GIVEN RECORDS.
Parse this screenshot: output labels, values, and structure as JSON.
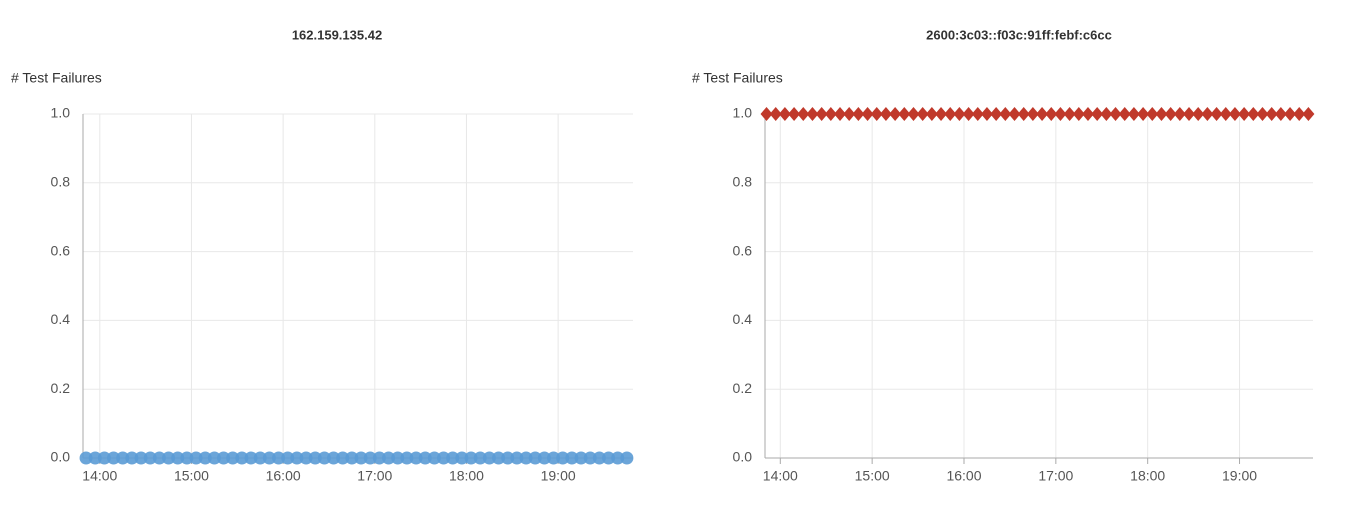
{
  "chart_data": [
    {
      "type": "scatter",
      "title": "162.159.135.42",
      "ylabel": "# Test Failures",
      "marker": "circle",
      "grid": true,
      "x": [
        "13:51",
        "13:57",
        "14:03",
        "14:09",
        "14:15",
        "14:21",
        "14:27",
        "14:33",
        "14:39",
        "14:45",
        "14:51",
        "14:57",
        "15:03",
        "15:09",
        "15:15",
        "15:21",
        "15:27",
        "15:33",
        "15:39",
        "15:45",
        "15:51",
        "15:57",
        "16:03",
        "16:09",
        "16:15",
        "16:21",
        "16:27",
        "16:33",
        "16:39",
        "16:45",
        "16:51",
        "16:57",
        "17:03",
        "17:09",
        "17:15",
        "17:21",
        "17:27",
        "17:33",
        "17:39",
        "17:45",
        "17:51",
        "17:57",
        "18:03",
        "18:09",
        "18:15",
        "18:21",
        "18:27",
        "18:33",
        "18:39",
        "18:45",
        "18:51",
        "18:57",
        "19:03",
        "19:09",
        "19:15",
        "19:21",
        "19:27",
        "19:33",
        "19:39",
        "19:45"
      ],
      "series": [
        {
          "name": "162.159.135.42",
          "color": "#5b9bd5",
          "values": [
            0,
            0,
            0,
            0,
            0,
            0,
            0,
            0,
            0,
            0,
            0,
            0,
            0,
            0,
            0,
            0,
            0,
            0,
            0,
            0,
            0,
            0,
            0,
            0,
            0,
            0,
            0,
            0,
            0,
            0,
            0,
            0,
            0,
            0,
            0,
            0,
            0,
            0,
            0,
            0,
            0,
            0,
            0,
            0,
            0,
            0,
            0,
            0,
            0,
            0,
            0,
            0,
            0,
            0,
            0,
            0,
            0,
            0,
            0,
            0
          ]
        }
      ],
      "xlim": [
        "13:49",
        "19:49"
      ],
      "xticks": [
        "14:00",
        "15:00",
        "16:00",
        "17:00",
        "18:00",
        "19:00"
      ],
      "ylim": [
        0,
        1
      ],
      "yticks": [
        {
          "value": 0,
          "label": "0.0"
        },
        {
          "value": 0.2,
          "label": "0.2"
        },
        {
          "value": 0.4,
          "label": "0.4"
        },
        {
          "value": 0.6,
          "label": "0.6"
        },
        {
          "value": 0.8,
          "label": "0.8"
        },
        {
          "value": 1,
          "label": "1.0"
        }
      ]
    },
    {
      "type": "scatter",
      "title": "2600:3c03::f03c:91ff:febf:c6cc",
      "ylabel": "# Test Failures",
      "marker": "diamond",
      "grid": true,
      "x": [
        "13:51",
        "13:57",
        "14:03",
        "14:09",
        "14:15",
        "14:21",
        "14:27",
        "14:33",
        "14:39",
        "14:45",
        "14:51",
        "14:57",
        "15:03",
        "15:09",
        "15:15",
        "15:21",
        "15:27",
        "15:33",
        "15:39",
        "15:45",
        "15:51",
        "15:57",
        "16:03",
        "16:09",
        "16:15",
        "16:21",
        "16:27",
        "16:33",
        "16:39",
        "16:45",
        "16:51",
        "16:57",
        "17:03",
        "17:09",
        "17:15",
        "17:21",
        "17:27",
        "17:33",
        "17:39",
        "17:45",
        "17:51",
        "17:57",
        "18:03",
        "18:09",
        "18:15",
        "18:21",
        "18:27",
        "18:33",
        "18:39",
        "18:45",
        "18:51",
        "18:57",
        "19:03",
        "19:09",
        "19:15",
        "19:21",
        "19:27",
        "19:33",
        "19:39",
        "19:45"
      ],
      "series": [
        {
          "name": "2600:3c03::f03c:91ff:febf:c6cc",
          "color": "#c0392b",
          "values": [
            1,
            1,
            1,
            1,
            1,
            1,
            1,
            1,
            1,
            1,
            1,
            1,
            1,
            1,
            1,
            1,
            1,
            1,
            1,
            1,
            1,
            1,
            1,
            1,
            1,
            1,
            1,
            1,
            1,
            1,
            1,
            1,
            1,
            1,
            1,
            1,
            1,
            1,
            1,
            1,
            1,
            1,
            1,
            1,
            1,
            1,
            1,
            1,
            1,
            1,
            1,
            1,
            1,
            1,
            1,
            1,
            1,
            1,
            1,
            1
          ]
        }
      ],
      "xlim": [
        "13:50",
        "19:48"
      ],
      "xticks": [
        "14:00",
        "15:00",
        "16:00",
        "17:00",
        "18:00",
        "19:00"
      ],
      "ylim": [
        0,
        1
      ],
      "yticks": [
        {
          "value": 0,
          "label": "0.0"
        },
        {
          "value": 0.2,
          "label": "0.2"
        },
        {
          "value": 0.4,
          "label": "0.4"
        },
        {
          "value": 0.6,
          "label": "0.6"
        },
        {
          "value": 0.8,
          "label": "0.8"
        },
        {
          "value": 1,
          "label": "1.0"
        }
      ]
    }
  ]
}
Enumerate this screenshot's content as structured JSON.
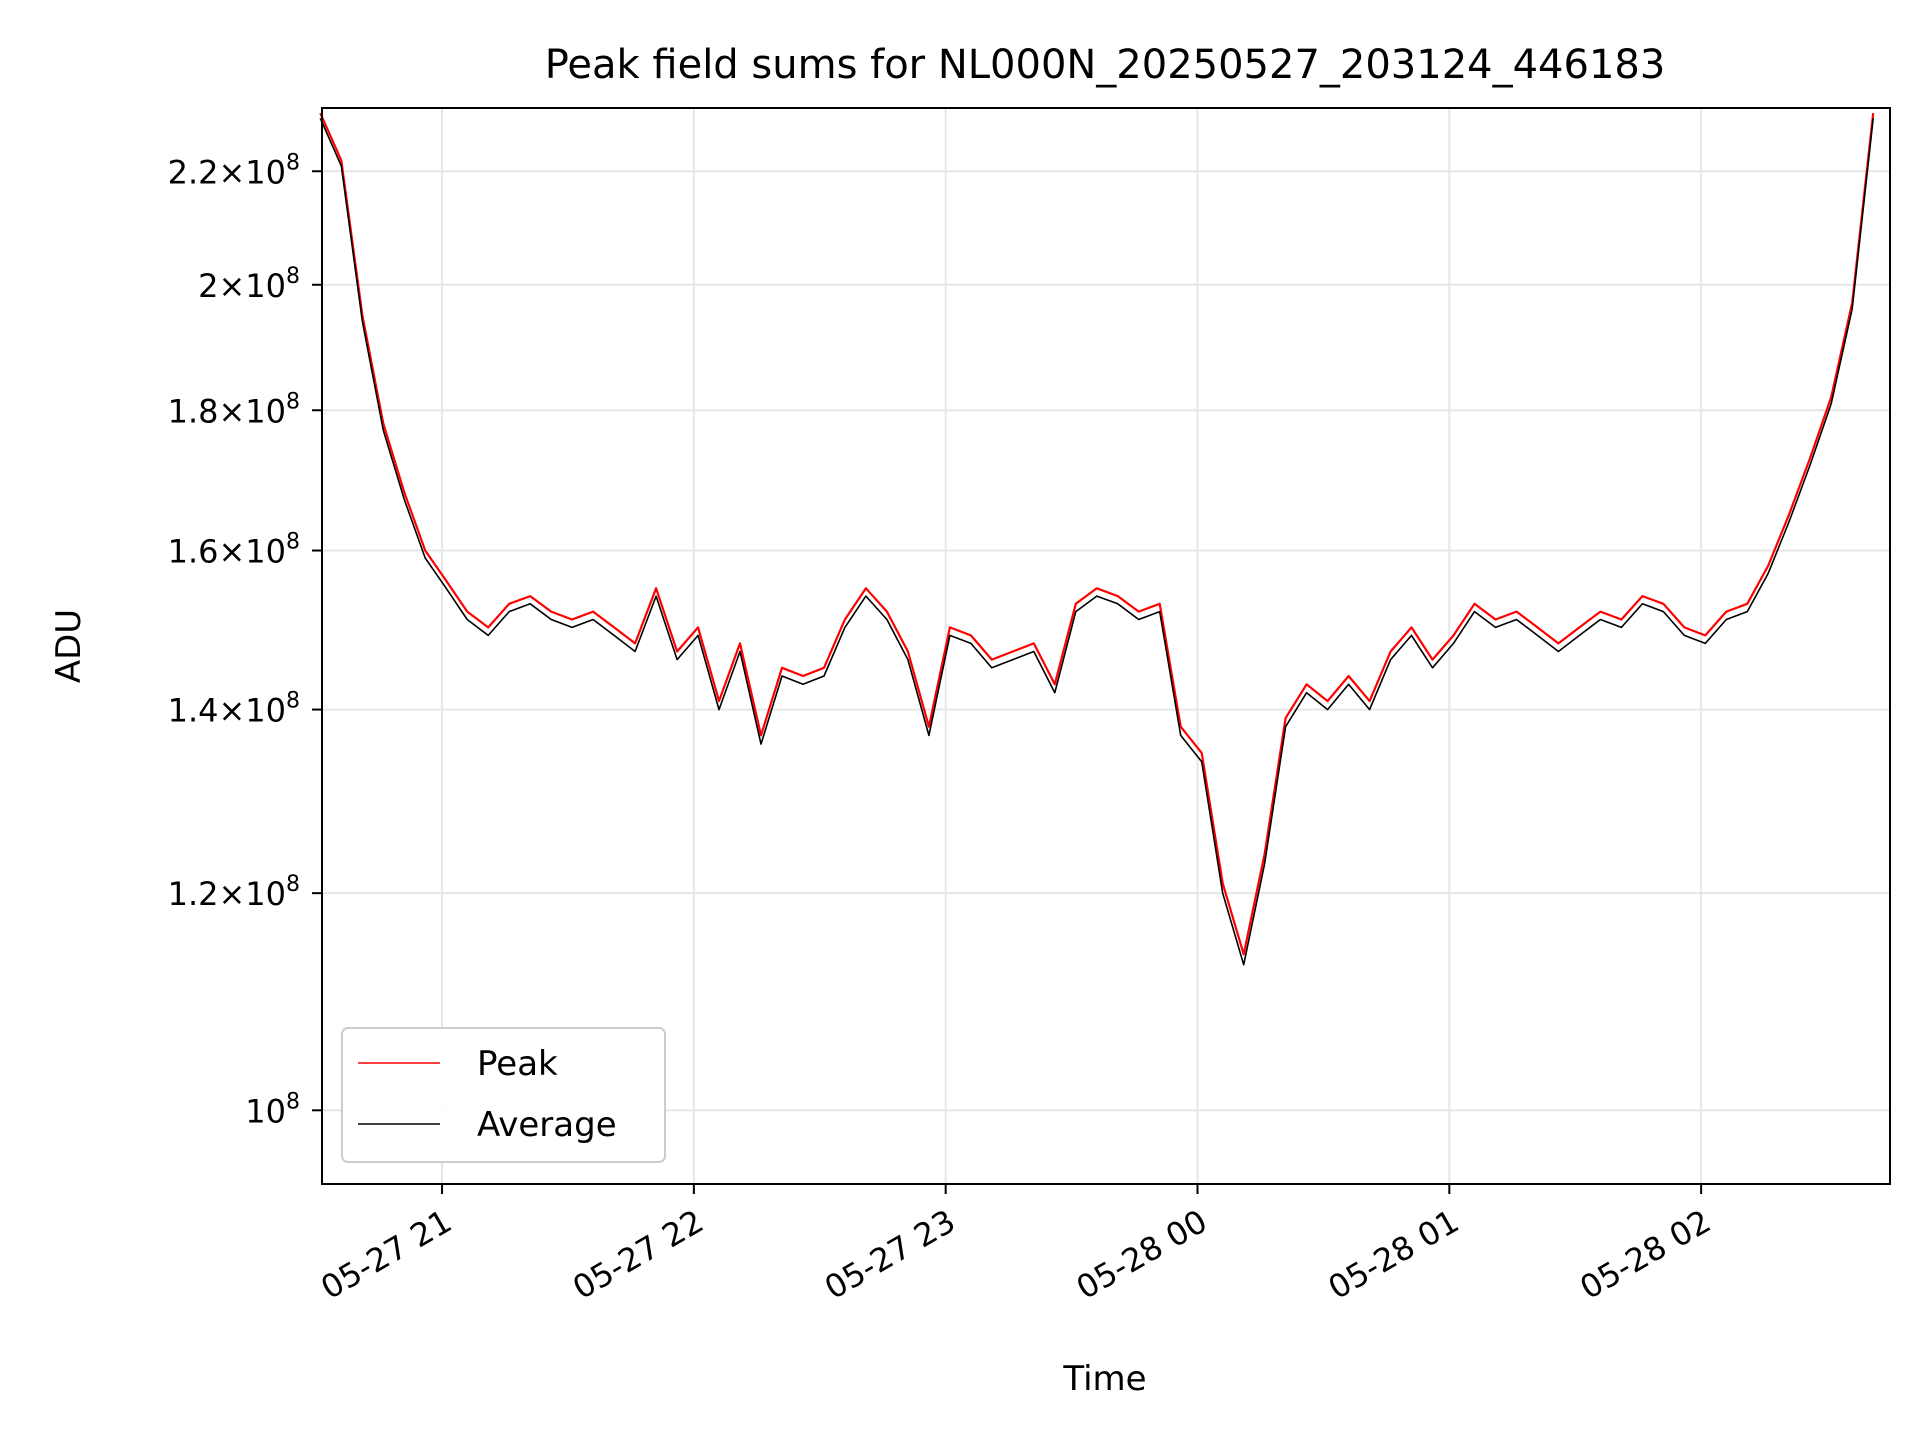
{
  "chart_data": {
    "type": "line",
    "title": "Peak field sums for NL000N_20250527_203124_446183",
    "xlabel": "Time",
    "ylabel": "ADU",
    "yscale": "log",
    "xlim": [
      "2025-05-27 20:31:24",
      "2025-05-28 02:45:00"
    ],
    "ylim": [
      94000000,
      232000000
    ],
    "x_ticks": [
      {
        "value": "2025-05-27 21:00",
        "label": "05-27 21"
      },
      {
        "value": "2025-05-27 22:00",
        "label": "05-27 22"
      },
      {
        "value": "2025-05-27 23:00",
        "label": "05-27 23"
      },
      {
        "value": "2025-05-28 00:00",
        "label": "05-28 00"
      },
      {
        "value": "2025-05-28 01:00",
        "label": "05-28 01"
      },
      {
        "value": "2025-05-28 02:00",
        "label": "05-28 02"
      }
    ],
    "y_ticks": [
      {
        "value": 100000000,
        "mantissa": "",
        "exponent": "8"
      },
      {
        "value": 120000000,
        "mantissa": "1.2",
        "exponent": "8"
      },
      {
        "value": 140000000,
        "mantissa": "1.4",
        "exponent": "8"
      },
      {
        "value": 160000000,
        "mantissa": "1.6",
        "exponent": "8"
      },
      {
        "value": 180000000,
        "mantissa": "1.8",
        "exponent": "8"
      },
      {
        "value": 200000000,
        "mantissa": "2",
        "exponent": "8"
      },
      {
        "value": 220000000,
        "mantissa": "2.2",
        "exponent": "8"
      }
    ],
    "grid": true,
    "legend_position": "bottom-left",
    "series": [
      {
        "name": "Peak",
        "color": "#ff0000",
        "x": [
          "2025-05-27 20:31",
          "2025-05-27 20:36",
          "2025-05-27 20:41",
          "2025-05-27 20:46",
          "2025-05-27 20:51",
          "2025-05-27 20:56",
          "2025-05-27 21:01",
          "2025-05-27 21:06",
          "2025-05-27 21:11",
          "2025-05-27 21:16",
          "2025-05-27 21:21",
          "2025-05-27 21:26",
          "2025-05-27 21:31",
          "2025-05-27 21:36",
          "2025-05-27 21:41",
          "2025-05-27 21:46",
          "2025-05-27 21:51",
          "2025-05-27 21:56",
          "2025-05-27 22:01",
          "2025-05-27 22:06",
          "2025-05-27 22:11",
          "2025-05-27 22:16",
          "2025-05-27 22:21",
          "2025-05-27 22:26",
          "2025-05-27 22:31",
          "2025-05-27 22:36",
          "2025-05-27 22:41",
          "2025-05-27 22:46",
          "2025-05-27 22:51",
          "2025-05-27 22:56",
          "2025-05-27 23:01",
          "2025-05-27 23:06",
          "2025-05-27 23:11",
          "2025-05-27 23:16",
          "2025-05-27 23:21",
          "2025-05-27 23:26",
          "2025-05-27 23:31",
          "2025-05-27 23:36",
          "2025-05-27 23:41",
          "2025-05-27 23:46",
          "2025-05-27 23:51",
          "2025-05-27 23:56",
          "2025-05-28 00:01",
          "2025-05-28 00:06",
          "2025-05-28 00:11",
          "2025-05-28 00:16",
          "2025-05-28 00:21",
          "2025-05-28 00:26",
          "2025-05-28 00:31",
          "2025-05-28 00:36",
          "2025-05-28 00:41",
          "2025-05-28 00:46",
          "2025-05-28 00:51",
          "2025-05-28 00:56",
          "2025-05-28 01:01",
          "2025-05-28 01:06",
          "2025-05-28 01:11",
          "2025-05-28 01:16",
          "2025-05-28 01:21",
          "2025-05-28 01:26",
          "2025-05-28 01:31",
          "2025-05-28 01:36",
          "2025-05-28 01:41",
          "2025-05-28 01:46",
          "2025-05-28 01:51",
          "2025-05-28 01:56",
          "2025-05-28 02:01",
          "2025-05-28 02:06",
          "2025-05-28 02:11",
          "2025-05-28 02:16",
          "2025-05-28 02:21",
          "2025-05-28 02:26",
          "2025-05-28 02:31",
          "2025-05-28 02:36",
          "2025-05-28 02:41"
        ],
        "values": [
          231000000,
          222000000,
          195000000,
          178000000,
          168000000,
          160000000,
          156000000,
          152000000,
          150000000,
          153000000,
          154000000,
          152000000,
          151000000,
          152000000,
          150000000,
          148000000,
          155000000,
          147000000,
          150000000,
          141000000,
          148000000,
          137000000,
          145000000,
          144000000,
          145000000,
          151000000,
          155000000,
          152000000,
          147000000,
          138000000,
          150000000,
          149000000,
          146000000,
          147000000,
          148000000,
          143000000,
          153000000,
          155000000,
          154000000,
          152000000,
          153000000,
          138000000,
          135000000,
          121000000,
          114000000,
          124000000,
          139000000,
          143000000,
          141000000,
          144000000,
          141000000,
          147000000,
          150000000,
          146000000,
          149000000,
          153000000,
          151000000,
          152000000,
          150000000,
          148000000,
          150000000,
          152000000,
          151000000,
          154000000,
          153000000,
          150000000,
          149000000,
          152000000,
          153000000,
          158000000,
          165000000,
          173000000,
          182000000,
          197000000,
          231000000
        ]
      },
      {
        "name": "Average",
        "color": "#000000",
        "x": [
          "2025-05-27 20:31",
          "2025-05-27 20:36",
          "2025-05-27 20:41",
          "2025-05-27 20:46",
          "2025-05-27 20:51",
          "2025-05-27 20:56",
          "2025-05-27 21:01",
          "2025-05-27 21:06",
          "2025-05-27 21:11",
          "2025-05-27 21:16",
          "2025-05-27 21:21",
          "2025-05-27 21:26",
          "2025-05-27 21:31",
          "2025-05-27 21:36",
          "2025-05-27 21:41",
          "2025-05-27 21:46",
          "2025-05-27 21:51",
          "2025-05-27 21:56",
          "2025-05-27 22:01",
          "2025-05-27 22:06",
          "2025-05-27 22:11",
          "2025-05-27 22:16",
          "2025-05-27 22:21",
          "2025-05-27 22:26",
          "2025-05-27 22:31",
          "2025-05-27 22:36",
          "2025-05-27 22:41",
          "2025-05-27 22:46",
          "2025-05-27 22:51",
          "2025-05-27 22:56",
          "2025-05-27 23:01",
          "2025-05-27 23:06",
          "2025-05-27 23:11",
          "2025-05-27 23:16",
          "2025-05-27 23:21",
          "2025-05-27 23:26",
          "2025-05-27 23:31",
          "2025-05-27 23:36",
          "2025-05-27 23:41",
          "2025-05-27 23:46",
          "2025-05-27 23:51",
          "2025-05-27 23:56",
          "2025-05-28 00:01",
          "2025-05-28 00:06",
          "2025-05-28 00:11",
          "2025-05-28 00:16",
          "2025-05-28 00:21",
          "2025-05-28 00:26",
          "2025-05-28 00:31",
          "2025-05-28 00:36",
          "2025-05-28 00:41",
          "2025-05-28 00:46",
          "2025-05-28 00:51",
          "2025-05-28 00:56",
          "2025-05-28 01:01",
          "2025-05-28 01:06",
          "2025-05-28 01:11",
          "2025-05-28 01:16",
          "2025-05-28 01:21",
          "2025-05-28 01:26",
          "2025-05-28 01:31",
          "2025-05-28 01:36",
          "2025-05-28 01:41",
          "2025-05-28 01:46",
          "2025-05-28 01:51",
          "2025-05-28 01:56",
          "2025-05-28 02:01",
          "2025-05-28 02:06",
          "2025-05-28 02:11",
          "2025-05-28 02:16",
          "2025-05-28 02:21",
          "2025-05-28 02:26",
          "2025-05-28 02:31",
          "2025-05-28 02:36",
          "2025-05-28 02:41"
        ],
        "values": [
          230000000,
          221000000,
          194000000,
          177000000,
          167000000,
          159000000,
          155000000,
          151000000,
          149000000,
          152000000,
          153000000,
          151000000,
          150000000,
          151000000,
          149000000,
          147000000,
          154000000,
          146000000,
          149000000,
          140000000,
          147000000,
          136000000,
          144000000,
          143000000,
          144000000,
          150000000,
          154000000,
          151000000,
          146000000,
          137000000,
          149000000,
          148000000,
          145000000,
          146000000,
          147000000,
          142000000,
          152000000,
          154000000,
          153000000,
          151000000,
          152000000,
          137000000,
          134000000,
          120000000,
          113000000,
          123000000,
          138000000,
          142000000,
          140000000,
          143000000,
          140000000,
          146000000,
          149000000,
          145000000,
          148000000,
          152000000,
          150000000,
          151000000,
          149000000,
          147000000,
          149000000,
          151000000,
          150000000,
          153000000,
          152000000,
          149000000,
          148000000,
          151000000,
          152000000,
          157000000,
          164000000,
          172000000,
          181000000,
          196000000,
          230000000
        ]
      }
    ]
  }
}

WHAT THIS TASK INVOLVES. Your task is to collect every line above that contains the word "mantissa".

ANSWER TO THIS EXERCISE.
        "mantissa": "",
        "mantissa": "1.2",
        "mantissa": "1.4",
        "mantissa": "1.6",
        "mantissa": "1.8",
        "mantissa": "2",
        "mantissa": "2.2",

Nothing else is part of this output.